═══ MATERIAL PROVIDED

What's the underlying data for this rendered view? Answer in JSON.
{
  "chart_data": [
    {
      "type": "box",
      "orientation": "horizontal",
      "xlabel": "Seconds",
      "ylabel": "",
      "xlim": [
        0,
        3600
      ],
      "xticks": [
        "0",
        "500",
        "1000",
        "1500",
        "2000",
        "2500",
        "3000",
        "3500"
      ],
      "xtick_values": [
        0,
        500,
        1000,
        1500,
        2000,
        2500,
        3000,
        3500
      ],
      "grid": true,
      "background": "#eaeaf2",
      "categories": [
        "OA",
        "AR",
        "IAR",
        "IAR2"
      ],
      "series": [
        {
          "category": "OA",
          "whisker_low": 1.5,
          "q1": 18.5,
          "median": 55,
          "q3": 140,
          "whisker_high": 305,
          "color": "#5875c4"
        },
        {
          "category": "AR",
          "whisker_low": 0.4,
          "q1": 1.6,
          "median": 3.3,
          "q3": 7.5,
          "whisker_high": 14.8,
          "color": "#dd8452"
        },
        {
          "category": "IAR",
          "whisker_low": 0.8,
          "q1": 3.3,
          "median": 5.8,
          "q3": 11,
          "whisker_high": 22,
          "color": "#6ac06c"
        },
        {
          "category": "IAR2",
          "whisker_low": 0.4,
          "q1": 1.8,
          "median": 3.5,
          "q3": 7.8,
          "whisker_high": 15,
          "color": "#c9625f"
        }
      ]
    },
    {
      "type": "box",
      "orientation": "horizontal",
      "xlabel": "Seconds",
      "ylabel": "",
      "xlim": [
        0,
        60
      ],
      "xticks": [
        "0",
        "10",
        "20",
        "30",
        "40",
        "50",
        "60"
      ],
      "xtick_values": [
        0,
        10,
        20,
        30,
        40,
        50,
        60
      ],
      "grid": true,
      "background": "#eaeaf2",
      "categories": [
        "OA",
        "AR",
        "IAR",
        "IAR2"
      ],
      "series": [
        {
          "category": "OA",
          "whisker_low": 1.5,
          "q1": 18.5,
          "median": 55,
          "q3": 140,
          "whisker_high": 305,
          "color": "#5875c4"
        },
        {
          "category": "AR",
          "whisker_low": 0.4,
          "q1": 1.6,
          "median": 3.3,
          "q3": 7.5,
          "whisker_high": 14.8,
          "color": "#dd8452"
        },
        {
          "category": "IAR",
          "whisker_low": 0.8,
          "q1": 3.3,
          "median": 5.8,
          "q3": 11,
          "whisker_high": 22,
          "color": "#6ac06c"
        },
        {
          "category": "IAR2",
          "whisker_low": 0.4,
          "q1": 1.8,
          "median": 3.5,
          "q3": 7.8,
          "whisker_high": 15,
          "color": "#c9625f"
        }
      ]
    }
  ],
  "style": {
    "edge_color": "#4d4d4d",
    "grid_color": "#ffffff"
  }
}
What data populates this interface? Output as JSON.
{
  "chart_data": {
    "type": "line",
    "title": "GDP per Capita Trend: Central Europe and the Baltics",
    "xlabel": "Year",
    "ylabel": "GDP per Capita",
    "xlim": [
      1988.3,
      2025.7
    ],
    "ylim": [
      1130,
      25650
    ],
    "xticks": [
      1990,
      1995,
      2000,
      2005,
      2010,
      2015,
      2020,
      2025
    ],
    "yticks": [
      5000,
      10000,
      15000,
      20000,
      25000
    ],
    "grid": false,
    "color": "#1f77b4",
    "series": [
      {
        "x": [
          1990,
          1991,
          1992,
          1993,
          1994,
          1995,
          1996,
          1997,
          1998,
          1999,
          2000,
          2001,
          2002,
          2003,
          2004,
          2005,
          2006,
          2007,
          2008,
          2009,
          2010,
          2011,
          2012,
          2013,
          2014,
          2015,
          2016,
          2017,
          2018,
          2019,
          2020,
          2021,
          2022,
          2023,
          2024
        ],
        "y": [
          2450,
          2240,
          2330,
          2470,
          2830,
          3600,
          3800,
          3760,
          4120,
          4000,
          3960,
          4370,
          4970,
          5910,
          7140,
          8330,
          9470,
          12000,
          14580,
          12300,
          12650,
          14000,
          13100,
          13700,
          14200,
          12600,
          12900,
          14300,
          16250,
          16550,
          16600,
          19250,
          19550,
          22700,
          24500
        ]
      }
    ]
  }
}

══════

▸ OBJECTIVE
Copy out all of the lines above exactly.

▸ FULL ANSWER
What's the underlying data for this rendered view? Answer in JSON.
{
  "chart_data": [
    {
      "type": "box",
      "orientation": "horizontal",
      "xlabel": "Seconds",
      "ylabel": "",
      "xlim": [
        0,
        3600
      ],
      "xticks": [
        "0",
        "500",
        "1000",
        "1500",
        "2000",
        "2500",
        "3000",
        "3500"
      ],
      "xtick_values": [
        0,
        500,
        1000,
        1500,
        2000,
        2500,
        3000,
        3500
      ],
      "grid": true,
      "background": "#eaeaf2",
      "categories": [
        "OA",
        "AR",
        "IAR",
        "IAR2"
      ],
      "series": [
        {
          "category": "OA",
          "whisker_low": 1.5,
          "q1": 18.5,
          "median": 55,
          "q3": 140,
          "whisker_high": 305,
          "color": "#5875c4"
        },
        {
          "category": "AR",
          "whisker_low": 0.4,
          "q1": 1.6,
          "median": 3.3,
          "q3": 7.5,
          "whisker_high": 14.8,
          "color": "#dd8452"
        },
        {
          "category": "IAR",
          "whisker_low": 0.8,
          "q1": 3.3,
          "median": 5.8,
          "q3": 11,
          "whisker_high": 22,
          "color": "#6ac06c"
        },
        {
          "category": "IAR2",
          "whisker_low": 0.4,
          "q1": 1.8,
          "median": 3.5,
          "q3": 7.8,
          "whisker_high": 15,
          "color": "#c9625f"
        }
      ]
    },
    {
      "type": "box",
      "orientation": "horizontal",
      "xlabel": "Seconds",
      "ylabel": "",
      "xlim": [
        0,
        60
      ],
      "xticks": [
        "0",
        "10",
        "20",
        "30",
        "40",
        "50",
        "60"
      ],
      "xtick_values": [
        0,
        10,
        20,
        30,
        40,
        50,
        60
      ],
      "grid": true,
      "background": "#eaeaf2",
      "categories": [
        "OA",
        "AR",
        "IAR",
        "IAR2"
      ],
      "series": [
        {
          "category": "OA",
          "whisker_low": 1.5,
          "q1": 18.5,
          "median": 55,
          "q3": 140,
          "whisker_high": 305,
          "color": "#5875c4"
        },
        {
          "category": "AR",
          "whisker_low": 0.4,
          "q1": 1.6,
          "median": 3.3,
          "q3": 7.5,
          "whisker_high": 14.8,
          "color": "#dd8452"
        },
        {
          "category": "IAR",
          "whisker_low": 0.8,
          "q1": 3.3,
          "median": 5.8,
          "q3": 11,
          "whisker_high": 22,
          "color": "#6ac06c"
        },
        {
          "category": "IAR2",
          "whisker_low": 0.4,
          "q1": 1.8,
          "median": 3.5,
          "q3": 7.8,
          "whisker_high": 15,
          "color": "#c9625f"
        }
      ]
    }
  ],
  "style": {
    "edge_color": "#4d4d4d",
    "grid_color": "#ffffff"
  }
}
What data populates this interface? Output as JSON.
{
  "chart_data": {
    "type": "line",
    "title": "GDP per Capita Trend: Central Europe and the Baltics",
    "xlabel": "Year",
    "ylabel": "GDP per Capita",
    "xlim": [
      1988.3,
      2025.7
    ],
    "ylim": [
      1130,
      25650
    ],
    "xticks": [
      1990,
      1995,
      2000,
      2005,
      2010,
      2015,
      2020,
      2025
    ],
    "yticks": [
      5000,
      10000,
      15000,
      20000,
      25000
    ],
    "grid": false,
    "color": "#1f77b4",
    "series": [
      {
        "x": [
          1990,
          1991,
          1992,
          1993,
          1994,
          1995,
          1996,
          1997,
          1998,
          1999,
          2000,
          2001,
          2002,
          2003,
          2004,
          2005,
          2006,
          2007,
          2008,
          2009,
          2010,
          2011,
          2012,
          2013,
          2014,
          2015,
          2016,
          2017,
          2018,
          2019,
          2020,
          2021,
          2022,
          2023,
          2024
        ],
        "y": [
          2450,
          2240,
          2330,
          2470,
          2830,
          3600,
          3800,
          3760,
          4120,
          4000,
          3960,
          4370,
          4970,
          5910,
          7140,
          8330,
          9470,
          12000,
          14580,
          12300,
          12650,
          14000,
          13100,
          13700,
          14200,
          12600,
          12900,
          14300,
          16250,
          16550,
          16600,
          19250,
          19550,
          22700,
          24500
        ]
      }
    ]
  }
}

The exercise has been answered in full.